■ Work instructions ■
Copy all lines that contain the word "screenshot".
Start of Input data
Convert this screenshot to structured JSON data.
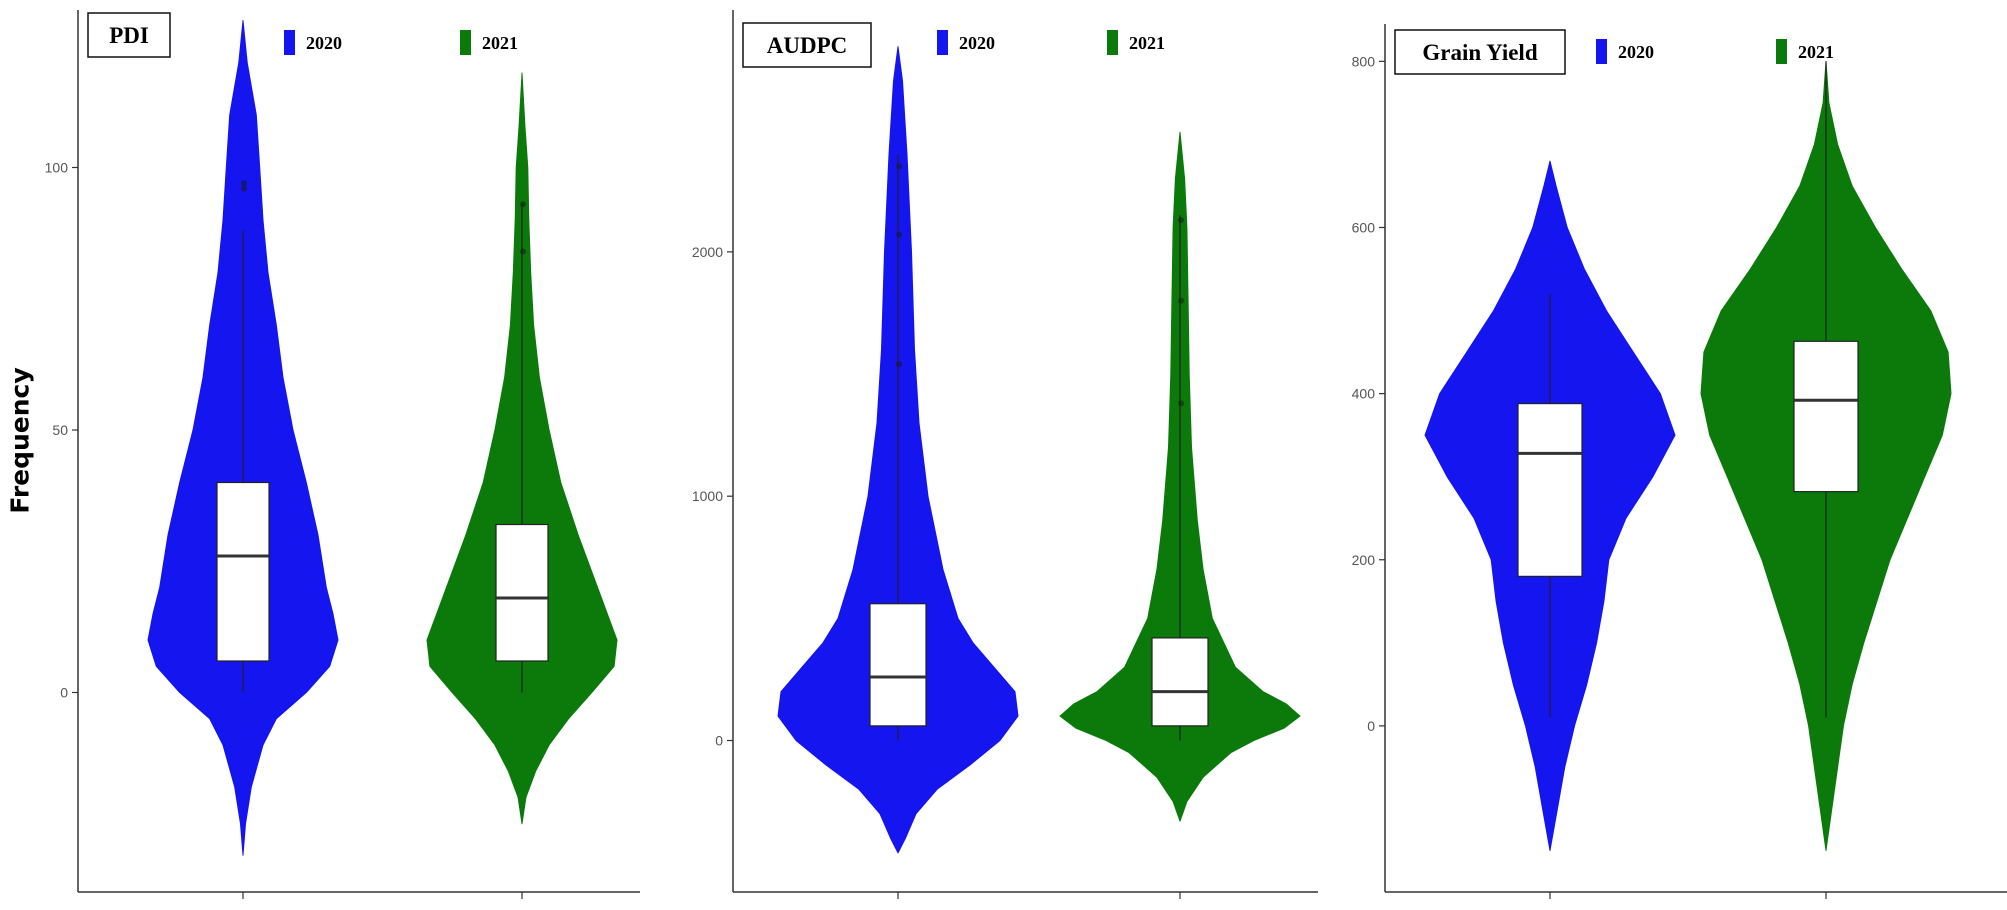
{
  "ylabel": "Frequency",
  "colors": {
    "2020": "#1515f0",
    "2021": "#0b7a0b"
  },
  "chart_data": [
    {
      "type": "violin",
      "title": "PDI",
      "legend": [
        "2020",
        "2021"
      ],
      "y_ticks": [
        0,
        50,
        100
      ],
      "ylim": [
        -38,
        130
      ],
      "groups": [
        {
          "name": "2020",
          "whisker": [
            0,
            88
          ],
          "box": {
            "q1": 6,
            "median": 26,
            "q3": 40
          },
          "range": [
            -31,
            128
          ],
          "outliers": [
            96,
            97
          ],
          "density": [
            [
              -31,
              0
            ],
            [
              -25,
              1.5
            ],
            [
              -18,
              5
            ],
            [
              -10,
              12
            ],
            [
              -5,
              20
            ],
            [
              0,
              38
            ],
            [
              5,
              52
            ],
            [
              10,
              57
            ],
            [
              15,
              54
            ],
            [
              20,
              50
            ],
            [
              30,
              45
            ],
            [
              40,
              38
            ],
            [
              50,
              30
            ],
            [
              60,
              24
            ],
            [
              70,
              20
            ],
            [
              80,
              15
            ],
            [
              90,
              12
            ],
            [
              100,
              10
            ],
            [
              110,
              8
            ],
            [
              120,
              2.5
            ],
            [
              128,
              0
            ]
          ]
        },
        {
          "name": "2021",
          "whisker": [
            0,
            93
          ],
          "box": {
            "q1": 6,
            "median": 18,
            "q3": 32
          },
          "range": [
            -25,
            118
          ],
          "outliers": [
            84,
            93
          ],
          "density": [
            [
              -25,
              0
            ],
            [
              -20,
              4
            ],
            [
              -15,
              14
            ],
            [
              -10,
              28
            ],
            [
              -5,
              48
            ],
            [
              0,
              72
            ],
            [
              5,
              95
            ],
            [
              10,
              98
            ],
            [
              15,
              88
            ],
            [
              20,
              78
            ],
            [
              30,
              58
            ],
            [
              40,
              40
            ],
            [
              50,
              28
            ],
            [
              60,
              18
            ],
            [
              70,
              12
            ],
            [
              80,
              9
            ],
            [
              90,
              7
            ],
            [
              100,
              6
            ],
            [
              108,
              3
            ],
            [
              118,
              0
            ]
          ]
        }
      ]
    },
    {
      "type": "violin",
      "title": "AUDPC",
      "legend": [
        "2020",
        "2021"
      ],
      "y_ticks": [
        0,
        1000,
        2000
      ],
      "ylim": [
        -620,
        2990
      ],
      "groups": [
        {
          "name": "2020",
          "whisker": [
            0,
            2400
          ],
          "box": {
            "q1": 60,
            "median": 260,
            "q3": 560
          },
          "range": [
            -460,
            2840
          ],
          "outliers": [
            1540,
            2070,
            2350
          ],
          "density": [
            [
              -460,
              0
            ],
            [
              -400,
              5
            ],
            [
              -300,
              12
            ],
            [
              -200,
              26
            ],
            [
              -100,
              48
            ],
            [
              0,
              68
            ],
            [
              100,
              80
            ],
            [
              200,
              78
            ],
            [
              300,
              64
            ],
            [
              400,
              50
            ],
            [
              500,
              40
            ],
            [
              700,
              30
            ],
            [
              1000,
              20
            ],
            [
              1300,
              14
            ],
            [
              1600,
              11
            ],
            [
              2000,
              9
            ],
            [
              2400,
              6
            ],
            [
              2700,
              3
            ],
            [
              2840,
              0
            ]
          ]
        },
        {
          "name": "2021",
          "whisker": [
            0,
            2150
          ],
          "box": {
            "q1": 60,
            "median": 200,
            "q3": 420
          },
          "range": [
            -330,
            2490
          ],
          "outliers": [
            1380,
            1800,
            2130
          ],
          "density": [
            [
              -330,
              0
            ],
            [
              -250,
              6
            ],
            [
              -150,
              20
            ],
            [
              -50,
              44
            ],
            [
              0,
              64
            ],
            [
              50,
              90
            ],
            [
              100,
              104
            ],
            [
              150,
              92
            ],
            [
              200,
              72
            ],
            [
              300,
              48
            ],
            [
              500,
              28
            ],
            [
              700,
              20
            ],
            [
              900,
              15
            ],
            [
              1200,
              10
            ],
            [
              1500,
              8
            ],
            [
              1800,
              7
            ],
            [
              2100,
              6
            ],
            [
              2300,
              4
            ],
            [
              2490,
              0
            ]
          ]
        }
      ]
    },
    {
      "type": "violin",
      "title": "Grain Yield",
      "legend": [
        "2020",
        "2021"
      ],
      "y_ticks": [
        0,
        200,
        400,
        600,
        800
      ],
      "ylim": [
        -200,
        845
      ],
      "groups": [
        {
          "name": "2020",
          "whisker": [
            10,
            520
          ],
          "box": {
            "q1": 180,
            "median": 328,
            "q3": 388
          },
          "range": [
            -150,
            680
          ],
          "outliers": [],
          "density": [
            [
              -150,
              0
            ],
            [
              -100,
              6
            ],
            [
              -50,
              12
            ],
            [
              0,
              20
            ],
            [
              50,
              30
            ],
            [
              100,
              38
            ],
            [
              150,
              44
            ],
            [
              200,
              48
            ],
            [
              250,
              62
            ],
            [
              300,
              84
            ],
            [
              350,
              102
            ],
            [
              400,
              90
            ],
            [
              450,
              68
            ],
            [
              500,
              46
            ],
            [
              550,
              28
            ],
            [
              600,
              14
            ],
            [
              650,
              5
            ],
            [
              680,
              0
            ]
          ]
        },
        {
          "name": "2021",
          "whisker": [
            10,
            800
          ],
          "box": {
            "q1": 282,
            "median": 392,
            "q3": 463
          },
          "range": [
            -150,
            800
          ],
          "outliers": [],
          "density": [
            [
              -150,
              0
            ],
            [
              -100,
              4
            ],
            [
              -50,
              8
            ],
            [
              0,
              12
            ],
            [
              50,
              18
            ],
            [
              100,
              26
            ],
            [
              200,
              44
            ],
            [
              300,
              68
            ],
            [
              350,
              80
            ],
            [
              400,
              86
            ],
            [
              450,
              84
            ],
            [
              500,
              72
            ],
            [
              550,
              52
            ],
            [
              600,
              34
            ],
            [
              650,
              18
            ],
            [
              700,
              8
            ],
            [
              750,
              2
            ],
            [
              800,
              0
            ]
          ]
        }
      ]
    }
  ]
}
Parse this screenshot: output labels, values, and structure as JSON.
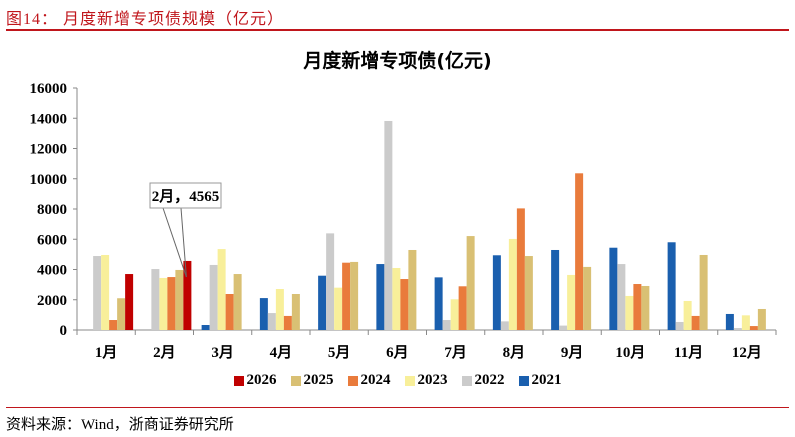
{
  "figure": {
    "title": "图14：  月度新增专项债规模（亿元）",
    "source": "资料来源：Wind，浙商证券研究所"
  },
  "colors": {
    "2021": "#1a5fae",
    "2022": "#cbcbcb",
    "2023": "#f8ef9a",
    "2024": "#e97b3c",
    "2025": "#d9c074",
    "2026": "#c00000",
    "accent": "#c0161c"
  },
  "annotation": {
    "label": "2月，4565",
    "month_index": 1,
    "series": "2026",
    "value": 4565
  },
  "legend": [
    {
      "label": "2026",
      "key": "2026"
    },
    {
      "label": "2025",
      "key": "2025"
    },
    {
      "label": "2024",
      "key": "2024"
    },
    {
      "label": "2023",
      "key": "2023"
    },
    {
      "label": "2022",
      "key": "2022"
    },
    {
      "label": "2021",
      "key": "2021"
    }
  ],
  "chart_data": {
    "type": "bar",
    "title": "月度新增专项债(亿元)",
    "xlabel": "",
    "ylabel": "",
    "ylim": [
      0,
      16000
    ],
    "yticks": [
      0,
      2000,
      4000,
      6000,
      8000,
      10000,
      12000,
      14000,
      16000
    ],
    "grid": false,
    "legend_position": "bottom",
    "categories": [
      "1月",
      "2月",
      "3月",
      "4月",
      "5月",
      "6月",
      "7月",
      "8月",
      "9月",
      "10月",
      "11月",
      "12月"
    ],
    "series": [
      {
        "name": "2021",
        "values": [
          0,
          0,
          330,
          2110,
          3590,
          4360,
          3480,
          4940,
          5290,
          5440,
          5800,
          1060
        ]
      },
      {
        "name": "2022",
        "values": [
          4890,
          4030,
          4300,
          1120,
          6390,
          13820,
          660,
          570,
          290,
          4360,
          530,
          130
        ]
      },
      {
        "name": "2023",
        "values": [
          4960,
          3440,
          5350,
          2710,
          2800,
          4100,
          2030,
          6020,
          3640,
          2250,
          1920,
          970
        ]
      },
      {
        "name": "2024",
        "values": [
          660,
          3500,
          2380,
          930,
          4450,
          3370,
          2890,
          8040,
          10360,
          3040,
          930,
          260
        ]
      },
      {
        "name": "2025",
        "values": [
          2100,
          3970,
          3700,
          2380,
          4500,
          5290,
          6210,
          4890,
          4170,
          2910,
          4960,
          1390
        ]
      },
      {
        "name": "2026",
        "values": [
          3700,
          4565,
          null,
          null,
          null,
          null,
          null,
          null,
          null,
          null,
          null,
          null
        ]
      }
    ]
  }
}
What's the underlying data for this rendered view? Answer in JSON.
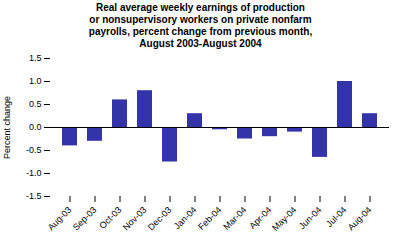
{
  "chart_data": {
    "type": "bar",
    "title": "Real average weekly earnings of production\nor nonsupervisory workers on private nonfarm\npayrolls, percent change from previous month,\nAugust 2003-August 2004",
    "categories": [
      "Aug-03",
      "Sep-03",
      "Oct-03",
      "Nov-03",
      "Dec-03",
      "Jan-04",
      "Feb-04",
      "Mar-04",
      "Apr-04",
      "May-04",
      "Jun-04",
      "Jul-04",
      "Aug-04"
    ],
    "values": [
      -0.4,
      -0.3,
      0.6,
      0.8,
      -0.75,
      0.3,
      -0.05,
      -0.25,
      -0.2,
      -0.1,
      -0.65,
      1.0,
      0.3
    ],
    "color": "#3333aa",
    "ylabel": "Percent change",
    "ylim": [
      -1.5,
      1.5
    ],
    "yticks": [
      -1.5,
      {
        "value": -1,
        "label": "-1.0"
      },
      -0.5,
      {
        "value": 0,
        "label": "0.0"
      },
      0.5,
      {
        "value": 1,
        "label": "1.0"
      },
      1.5
    ],
    "grid": false
  }
}
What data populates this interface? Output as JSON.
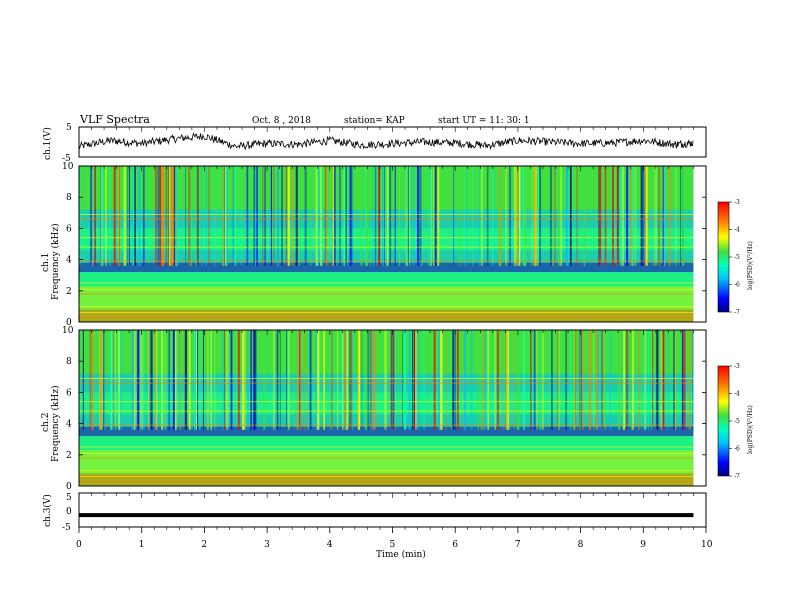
End of Input data
■ Solved problem ■
Convert this screenshot to structured JSON data.
Parse this screenshot: output labels, values, and structure as JSON.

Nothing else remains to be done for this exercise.